**What you should do**
Wherever the string "nome" appears in a line, extract that line.

Dataset records:
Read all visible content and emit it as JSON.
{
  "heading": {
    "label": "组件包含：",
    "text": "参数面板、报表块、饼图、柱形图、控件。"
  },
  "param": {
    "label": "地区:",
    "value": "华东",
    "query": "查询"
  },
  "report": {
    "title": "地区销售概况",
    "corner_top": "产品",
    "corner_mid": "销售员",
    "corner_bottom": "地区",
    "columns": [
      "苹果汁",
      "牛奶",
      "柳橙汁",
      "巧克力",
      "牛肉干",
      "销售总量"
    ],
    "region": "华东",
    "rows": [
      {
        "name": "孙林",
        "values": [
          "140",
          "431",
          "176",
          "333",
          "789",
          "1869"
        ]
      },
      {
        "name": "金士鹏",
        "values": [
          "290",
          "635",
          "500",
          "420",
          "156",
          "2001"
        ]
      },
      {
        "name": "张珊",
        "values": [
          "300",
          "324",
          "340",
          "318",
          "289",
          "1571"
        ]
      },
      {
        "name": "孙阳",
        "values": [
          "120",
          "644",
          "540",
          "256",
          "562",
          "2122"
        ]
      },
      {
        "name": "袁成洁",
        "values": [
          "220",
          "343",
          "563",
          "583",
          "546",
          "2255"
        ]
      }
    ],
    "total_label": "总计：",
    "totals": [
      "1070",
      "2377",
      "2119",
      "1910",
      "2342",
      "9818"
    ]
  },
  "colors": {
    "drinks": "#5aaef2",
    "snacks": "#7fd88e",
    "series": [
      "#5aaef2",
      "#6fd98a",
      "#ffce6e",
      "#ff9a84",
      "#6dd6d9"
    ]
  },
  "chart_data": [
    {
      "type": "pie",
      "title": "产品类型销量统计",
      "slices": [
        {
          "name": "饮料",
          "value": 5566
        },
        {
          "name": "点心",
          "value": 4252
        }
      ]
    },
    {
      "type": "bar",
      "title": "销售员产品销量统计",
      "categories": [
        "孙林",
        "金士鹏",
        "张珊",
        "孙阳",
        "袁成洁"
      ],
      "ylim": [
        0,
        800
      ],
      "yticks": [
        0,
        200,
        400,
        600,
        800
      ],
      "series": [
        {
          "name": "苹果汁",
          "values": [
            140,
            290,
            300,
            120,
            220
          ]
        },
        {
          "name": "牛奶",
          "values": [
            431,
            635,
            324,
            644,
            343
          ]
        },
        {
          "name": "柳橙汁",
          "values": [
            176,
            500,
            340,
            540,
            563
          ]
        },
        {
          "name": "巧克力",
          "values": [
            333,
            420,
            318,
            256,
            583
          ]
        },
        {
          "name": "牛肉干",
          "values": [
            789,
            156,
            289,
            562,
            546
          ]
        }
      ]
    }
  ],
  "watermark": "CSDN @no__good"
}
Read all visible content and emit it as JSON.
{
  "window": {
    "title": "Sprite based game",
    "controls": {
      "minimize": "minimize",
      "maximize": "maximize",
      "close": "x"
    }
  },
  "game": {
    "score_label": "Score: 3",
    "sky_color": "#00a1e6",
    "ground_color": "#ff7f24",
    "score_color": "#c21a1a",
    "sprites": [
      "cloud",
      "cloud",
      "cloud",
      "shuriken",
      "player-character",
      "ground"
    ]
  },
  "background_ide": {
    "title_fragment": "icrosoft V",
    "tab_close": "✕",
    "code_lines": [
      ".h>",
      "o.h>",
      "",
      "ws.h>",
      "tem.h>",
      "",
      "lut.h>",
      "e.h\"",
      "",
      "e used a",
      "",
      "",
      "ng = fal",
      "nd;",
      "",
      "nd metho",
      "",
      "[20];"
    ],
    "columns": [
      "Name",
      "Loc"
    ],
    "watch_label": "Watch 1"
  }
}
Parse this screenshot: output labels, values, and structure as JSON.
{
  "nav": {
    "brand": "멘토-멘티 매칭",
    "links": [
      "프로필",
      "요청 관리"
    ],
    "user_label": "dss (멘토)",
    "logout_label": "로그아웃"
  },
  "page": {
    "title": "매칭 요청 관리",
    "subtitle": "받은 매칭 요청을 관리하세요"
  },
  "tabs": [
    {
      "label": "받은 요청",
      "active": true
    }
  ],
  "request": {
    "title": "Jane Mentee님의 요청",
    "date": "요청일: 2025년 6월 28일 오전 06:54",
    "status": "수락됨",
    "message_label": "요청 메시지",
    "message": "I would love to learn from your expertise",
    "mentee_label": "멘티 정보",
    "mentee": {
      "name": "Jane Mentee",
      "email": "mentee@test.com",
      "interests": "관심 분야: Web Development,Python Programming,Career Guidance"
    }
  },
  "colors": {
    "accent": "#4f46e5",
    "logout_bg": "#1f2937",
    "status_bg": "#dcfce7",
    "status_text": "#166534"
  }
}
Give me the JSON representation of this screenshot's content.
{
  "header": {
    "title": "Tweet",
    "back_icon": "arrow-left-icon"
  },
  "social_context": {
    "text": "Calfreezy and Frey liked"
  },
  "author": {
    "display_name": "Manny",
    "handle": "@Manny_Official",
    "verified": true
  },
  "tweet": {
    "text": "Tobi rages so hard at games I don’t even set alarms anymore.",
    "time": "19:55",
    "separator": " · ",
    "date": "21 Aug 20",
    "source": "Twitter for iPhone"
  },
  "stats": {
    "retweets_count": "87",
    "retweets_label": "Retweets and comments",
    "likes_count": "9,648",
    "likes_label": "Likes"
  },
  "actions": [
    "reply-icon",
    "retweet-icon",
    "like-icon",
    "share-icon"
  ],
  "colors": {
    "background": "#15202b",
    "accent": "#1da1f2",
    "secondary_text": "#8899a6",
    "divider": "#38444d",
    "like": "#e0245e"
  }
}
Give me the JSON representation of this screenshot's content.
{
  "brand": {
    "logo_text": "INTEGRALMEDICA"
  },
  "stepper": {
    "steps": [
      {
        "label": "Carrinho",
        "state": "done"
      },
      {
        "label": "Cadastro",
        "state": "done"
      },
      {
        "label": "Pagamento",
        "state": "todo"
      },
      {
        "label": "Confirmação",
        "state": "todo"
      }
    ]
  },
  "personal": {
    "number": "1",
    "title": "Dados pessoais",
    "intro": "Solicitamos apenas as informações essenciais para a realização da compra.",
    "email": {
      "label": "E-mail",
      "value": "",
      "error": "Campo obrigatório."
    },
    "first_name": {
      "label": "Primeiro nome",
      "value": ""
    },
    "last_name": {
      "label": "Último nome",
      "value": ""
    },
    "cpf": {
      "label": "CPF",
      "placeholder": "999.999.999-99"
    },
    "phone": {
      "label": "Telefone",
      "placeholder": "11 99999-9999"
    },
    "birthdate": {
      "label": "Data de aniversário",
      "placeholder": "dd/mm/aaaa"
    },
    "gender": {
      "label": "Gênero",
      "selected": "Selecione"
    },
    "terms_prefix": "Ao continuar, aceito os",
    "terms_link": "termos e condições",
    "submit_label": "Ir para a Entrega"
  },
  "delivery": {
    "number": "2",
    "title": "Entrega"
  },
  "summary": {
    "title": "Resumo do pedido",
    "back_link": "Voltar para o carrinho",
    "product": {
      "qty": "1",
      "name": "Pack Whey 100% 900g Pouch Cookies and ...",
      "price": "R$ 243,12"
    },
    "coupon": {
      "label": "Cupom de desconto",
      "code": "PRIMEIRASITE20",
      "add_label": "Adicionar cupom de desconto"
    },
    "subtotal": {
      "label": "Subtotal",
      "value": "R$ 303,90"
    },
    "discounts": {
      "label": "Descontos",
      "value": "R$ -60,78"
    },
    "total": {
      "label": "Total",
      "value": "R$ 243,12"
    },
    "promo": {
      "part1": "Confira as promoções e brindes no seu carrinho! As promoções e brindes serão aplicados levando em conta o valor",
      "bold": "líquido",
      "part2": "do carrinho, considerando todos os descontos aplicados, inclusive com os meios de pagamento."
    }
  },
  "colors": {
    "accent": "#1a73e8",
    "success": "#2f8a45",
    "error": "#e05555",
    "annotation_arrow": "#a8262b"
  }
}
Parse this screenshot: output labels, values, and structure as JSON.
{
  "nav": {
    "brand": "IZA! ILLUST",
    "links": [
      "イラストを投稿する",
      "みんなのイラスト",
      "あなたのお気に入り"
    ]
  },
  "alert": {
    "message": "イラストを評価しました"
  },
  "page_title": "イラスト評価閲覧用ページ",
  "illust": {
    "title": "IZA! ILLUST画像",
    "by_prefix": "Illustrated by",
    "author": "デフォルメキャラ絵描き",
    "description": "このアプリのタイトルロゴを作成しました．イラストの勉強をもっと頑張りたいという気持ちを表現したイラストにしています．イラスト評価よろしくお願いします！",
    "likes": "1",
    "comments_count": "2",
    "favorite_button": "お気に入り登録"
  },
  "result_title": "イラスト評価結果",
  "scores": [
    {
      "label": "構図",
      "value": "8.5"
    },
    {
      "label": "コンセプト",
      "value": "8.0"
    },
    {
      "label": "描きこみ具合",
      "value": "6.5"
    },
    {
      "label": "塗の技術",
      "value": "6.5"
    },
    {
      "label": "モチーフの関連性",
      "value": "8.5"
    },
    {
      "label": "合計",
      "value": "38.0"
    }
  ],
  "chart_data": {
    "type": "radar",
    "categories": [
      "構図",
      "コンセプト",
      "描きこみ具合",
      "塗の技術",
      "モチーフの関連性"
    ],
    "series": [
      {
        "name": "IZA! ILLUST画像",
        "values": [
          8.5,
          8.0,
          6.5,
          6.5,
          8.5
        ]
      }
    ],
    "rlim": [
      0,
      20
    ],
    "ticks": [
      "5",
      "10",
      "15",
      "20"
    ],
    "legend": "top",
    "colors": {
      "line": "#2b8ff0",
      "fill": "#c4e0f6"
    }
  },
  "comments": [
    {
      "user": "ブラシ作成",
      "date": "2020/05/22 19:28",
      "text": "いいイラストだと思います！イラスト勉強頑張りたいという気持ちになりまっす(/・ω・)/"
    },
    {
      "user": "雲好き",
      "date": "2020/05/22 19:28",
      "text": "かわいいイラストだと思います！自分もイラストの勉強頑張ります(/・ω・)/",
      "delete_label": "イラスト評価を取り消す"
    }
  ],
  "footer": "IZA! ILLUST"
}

**Output for this task**
      "label": "Primeiro nome",
      "label": "Último nome",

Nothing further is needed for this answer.